#### Problem to solve
Return every record below exactly as written, but leave out the pictures.

Records from a data collection
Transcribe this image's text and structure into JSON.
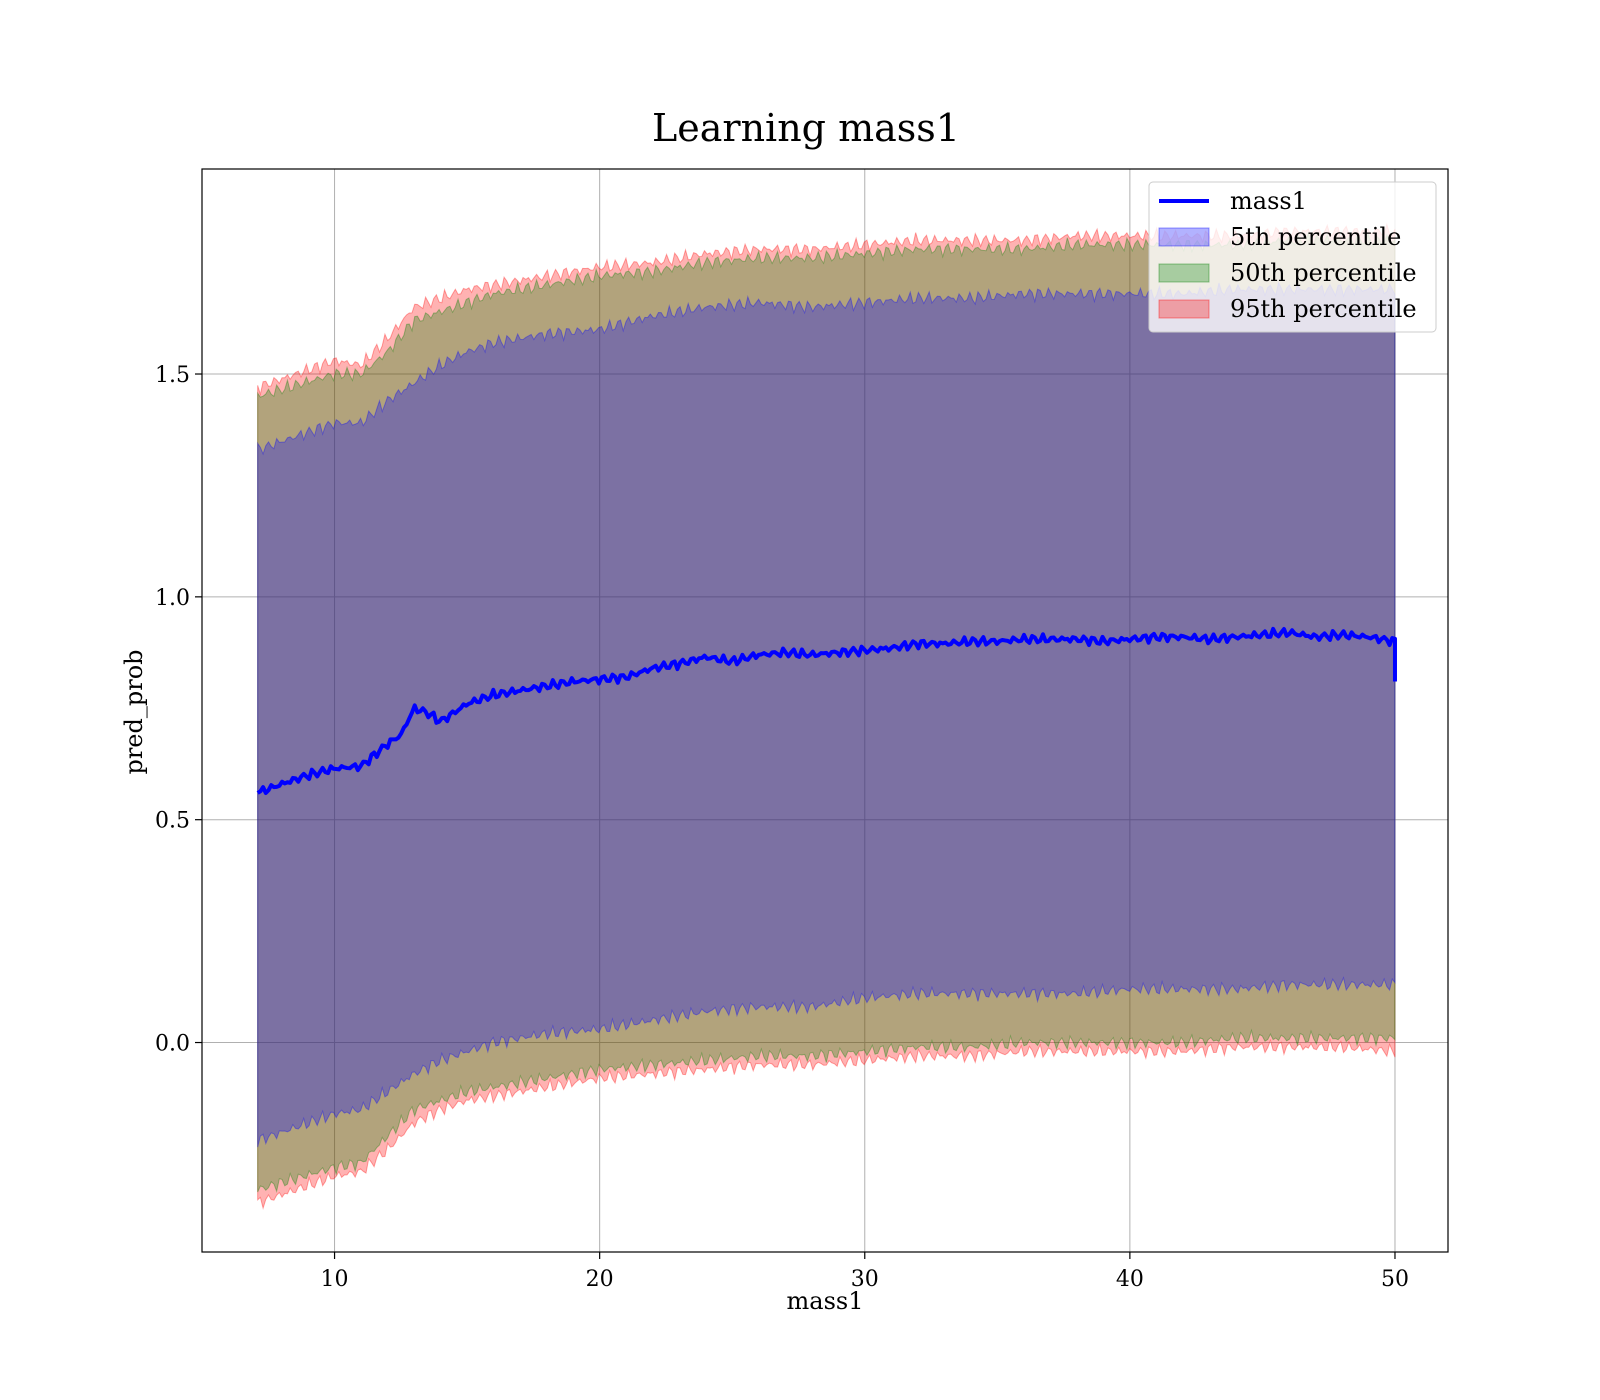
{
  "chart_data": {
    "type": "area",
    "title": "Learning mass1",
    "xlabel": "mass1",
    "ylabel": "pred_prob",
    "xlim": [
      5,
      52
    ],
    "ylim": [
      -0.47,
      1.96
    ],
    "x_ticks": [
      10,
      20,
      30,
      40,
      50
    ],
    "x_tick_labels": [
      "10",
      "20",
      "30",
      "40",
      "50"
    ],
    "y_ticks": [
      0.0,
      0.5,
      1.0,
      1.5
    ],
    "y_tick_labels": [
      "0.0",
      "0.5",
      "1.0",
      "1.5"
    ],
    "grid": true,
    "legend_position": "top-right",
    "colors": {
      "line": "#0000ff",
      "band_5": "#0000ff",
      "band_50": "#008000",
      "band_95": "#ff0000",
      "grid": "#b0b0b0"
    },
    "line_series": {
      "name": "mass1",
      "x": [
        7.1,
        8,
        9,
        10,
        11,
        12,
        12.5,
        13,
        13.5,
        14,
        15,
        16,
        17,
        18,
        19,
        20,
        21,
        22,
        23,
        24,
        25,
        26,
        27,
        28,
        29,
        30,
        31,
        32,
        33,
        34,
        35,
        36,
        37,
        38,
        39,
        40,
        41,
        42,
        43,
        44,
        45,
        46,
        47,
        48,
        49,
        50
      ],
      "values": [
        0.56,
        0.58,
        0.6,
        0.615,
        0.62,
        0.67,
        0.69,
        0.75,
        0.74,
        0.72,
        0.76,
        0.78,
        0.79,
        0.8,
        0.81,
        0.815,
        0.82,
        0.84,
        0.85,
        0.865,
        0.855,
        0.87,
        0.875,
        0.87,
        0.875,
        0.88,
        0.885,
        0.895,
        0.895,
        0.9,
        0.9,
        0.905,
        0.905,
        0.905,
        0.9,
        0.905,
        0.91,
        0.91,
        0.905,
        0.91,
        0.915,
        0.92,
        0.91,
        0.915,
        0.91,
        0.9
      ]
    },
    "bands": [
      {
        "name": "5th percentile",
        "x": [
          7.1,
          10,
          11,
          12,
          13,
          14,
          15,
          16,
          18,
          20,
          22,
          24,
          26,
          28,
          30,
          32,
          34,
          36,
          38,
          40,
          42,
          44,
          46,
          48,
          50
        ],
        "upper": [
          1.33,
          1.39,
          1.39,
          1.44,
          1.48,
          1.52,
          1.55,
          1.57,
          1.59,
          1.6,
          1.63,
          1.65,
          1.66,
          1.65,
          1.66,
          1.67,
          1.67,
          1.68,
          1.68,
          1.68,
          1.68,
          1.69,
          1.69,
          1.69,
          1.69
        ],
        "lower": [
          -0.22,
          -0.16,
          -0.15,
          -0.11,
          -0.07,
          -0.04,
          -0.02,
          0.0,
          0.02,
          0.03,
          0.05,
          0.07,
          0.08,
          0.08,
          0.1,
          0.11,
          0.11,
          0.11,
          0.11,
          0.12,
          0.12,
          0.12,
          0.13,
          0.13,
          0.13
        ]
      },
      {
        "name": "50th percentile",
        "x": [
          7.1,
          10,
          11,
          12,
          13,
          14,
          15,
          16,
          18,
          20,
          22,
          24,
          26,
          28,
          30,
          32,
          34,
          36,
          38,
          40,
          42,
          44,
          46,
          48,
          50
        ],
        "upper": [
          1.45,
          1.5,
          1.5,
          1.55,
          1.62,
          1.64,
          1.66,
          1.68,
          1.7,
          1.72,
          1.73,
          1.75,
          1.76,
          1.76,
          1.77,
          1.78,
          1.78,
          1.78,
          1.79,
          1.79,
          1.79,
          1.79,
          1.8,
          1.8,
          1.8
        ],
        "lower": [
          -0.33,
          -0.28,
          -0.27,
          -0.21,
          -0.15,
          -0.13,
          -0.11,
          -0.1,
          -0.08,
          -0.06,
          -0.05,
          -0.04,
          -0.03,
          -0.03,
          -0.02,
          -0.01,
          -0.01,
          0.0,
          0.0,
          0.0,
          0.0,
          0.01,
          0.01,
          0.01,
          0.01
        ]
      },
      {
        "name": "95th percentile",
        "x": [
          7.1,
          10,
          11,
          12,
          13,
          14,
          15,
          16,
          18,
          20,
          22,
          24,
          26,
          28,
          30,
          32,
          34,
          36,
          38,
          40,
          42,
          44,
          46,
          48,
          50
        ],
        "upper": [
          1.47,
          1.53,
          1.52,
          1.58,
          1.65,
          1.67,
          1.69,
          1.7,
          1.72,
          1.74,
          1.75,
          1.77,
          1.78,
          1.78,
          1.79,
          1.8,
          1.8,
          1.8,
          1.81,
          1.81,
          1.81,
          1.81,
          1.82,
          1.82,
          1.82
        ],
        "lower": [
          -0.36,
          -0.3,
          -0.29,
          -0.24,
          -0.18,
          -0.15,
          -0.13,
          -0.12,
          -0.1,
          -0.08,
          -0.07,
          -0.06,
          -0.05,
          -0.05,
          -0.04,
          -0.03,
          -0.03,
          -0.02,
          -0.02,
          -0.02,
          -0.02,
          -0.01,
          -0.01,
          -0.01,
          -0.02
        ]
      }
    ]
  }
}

#### Exercise answer
Transcribe this image's text and structure into JSON.
{
  "chart_data": {
    "type": "area",
    "title": "Learning mass1",
    "xlabel": "mass1",
    "ylabel": "pred_prob",
    "xlim": [
      5,
      52
    ],
    "ylim": [
      -0.47,
      1.96
    ],
    "x_ticks": [
      10,
      20,
      30,
      40,
      50
    ],
    "x_tick_labels": [
      "10",
      "20",
      "30",
      "40",
      "50"
    ],
    "y_ticks": [
      0.0,
      0.5,
      1.0,
      1.5
    ],
    "y_tick_labels": [
      "0.0",
      "0.5",
      "1.0",
      "1.5"
    ],
    "grid": true,
    "legend_position": "top-right",
    "colors": {
      "line": "#0000ff",
      "band_5": "#0000ff",
      "band_50": "#008000",
      "band_95": "#ff0000",
      "grid": "#b0b0b0"
    },
    "line_series": {
      "name": "mass1",
      "x": [
        7.1,
        8,
        9,
        10,
        11,
        12,
        12.5,
        13,
        13.5,
        14,
        15,
        16,
        17,
        18,
        19,
        20,
        21,
        22,
        23,
        24,
        25,
        26,
        27,
        28,
        29,
        30,
        31,
        32,
        33,
        34,
        35,
        36,
        37,
        38,
        39,
        40,
        41,
        42,
        43,
        44,
        45,
        46,
        47,
        48,
        49,
        50
      ],
      "values": [
        0.56,
        0.58,
        0.6,
        0.615,
        0.62,
        0.67,
        0.69,
        0.75,
        0.74,
        0.72,
        0.76,
        0.78,
        0.79,
        0.8,
        0.81,
        0.815,
        0.82,
        0.84,
        0.85,
        0.865,
        0.855,
        0.87,
        0.875,
        0.87,
        0.875,
        0.88,
        0.885,
        0.895,
        0.895,
        0.9,
        0.9,
        0.905,
        0.905,
        0.905,
        0.9,
        0.905,
        0.91,
        0.91,
        0.905,
        0.91,
        0.915,
        0.92,
        0.91,
        0.915,
        0.91,
        0.9
      ]
    },
    "bands": [
      {
        "name": "5th percentile",
        "x": [
          7.1,
          10,
          11,
          12,
          13,
          14,
          15,
          16,
          18,
          20,
          22,
          24,
          26,
          28,
          30,
          32,
          34,
          36,
          38,
          40,
          42,
          44,
          46,
          48,
          50
        ],
        "upper": [
          1.33,
          1.39,
          1.39,
          1.44,
          1.48,
          1.52,
          1.55,
          1.57,
          1.59,
          1.6,
          1.63,
          1.65,
          1.66,
          1.65,
          1.66,
          1.67,
          1.67,
          1.68,
          1.68,
          1.68,
          1.68,
          1.69,
          1.69,
          1.69,
          1.69
        ],
        "lower": [
          -0.22,
          -0.16,
          -0.15,
          -0.11,
          -0.07,
          -0.04,
          -0.02,
          0.0,
          0.02,
          0.03,
          0.05,
          0.07,
          0.08,
          0.08,
          0.1,
          0.11,
          0.11,
          0.11,
          0.11,
          0.12,
          0.12,
          0.12,
          0.13,
          0.13,
          0.13
        ]
      },
      {
        "name": "50th percentile",
        "x": [
          7.1,
          10,
          11,
          12,
          13,
          14,
          15,
          16,
          18,
          20,
          22,
          24,
          26,
          28,
          30,
          32,
          34,
          36,
          38,
          40,
          42,
          44,
          46,
          48,
          50
        ],
        "upper": [
          1.45,
          1.5,
          1.5,
          1.55,
          1.62,
          1.64,
          1.66,
          1.68,
          1.7,
          1.72,
          1.73,
          1.75,
          1.76,
          1.76,
          1.77,
          1.78,
          1.78,
          1.78,
          1.79,
          1.79,
          1.79,
          1.79,
          1.8,
          1.8,
          1.8
        ],
        "lower": [
          -0.33,
          -0.28,
          -0.27,
          -0.21,
          -0.15,
          -0.13,
          -0.11,
          -0.1,
          -0.08,
          -0.06,
          -0.05,
          -0.04,
          -0.03,
          -0.03,
          -0.02,
          -0.01,
          -0.01,
          0.0,
          0.0,
          0.0,
          0.0,
          0.01,
          0.01,
          0.01,
          0.01
        ]
      },
      {
        "name": "95th percentile",
        "x": [
          7.1,
          10,
          11,
          12,
          13,
          14,
          15,
          16,
          18,
          20,
          22,
          24,
          26,
          28,
          30,
          32,
          34,
          36,
          38,
          40,
          42,
          44,
          46,
          48,
          50
        ],
        "upper": [
          1.47,
          1.53,
          1.52,
          1.58,
          1.65,
          1.67,
          1.69,
          1.7,
          1.72,
          1.74,
          1.75,
          1.77,
          1.78,
          1.78,
          1.79,
          1.8,
          1.8,
          1.8,
          1.81,
          1.81,
          1.81,
          1.81,
          1.82,
          1.82,
          1.82
        ],
        "lower": [
          -0.36,
          -0.3,
          -0.29,
          -0.24,
          -0.18,
          -0.15,
          -0.13,
          -0.12,
          -0.1,
          -0.08,
          -0.07,
          -0.06,
          -0.05,
          -0.05,
          -0.04,
          -0.03,
          -0.03,
          -0.02,
          -0.02,
          -0.02,
          -0.02,
          -0.01,
          -0.01,
          -0.01,
          -0.02
        ]
      }
    ]
  }
}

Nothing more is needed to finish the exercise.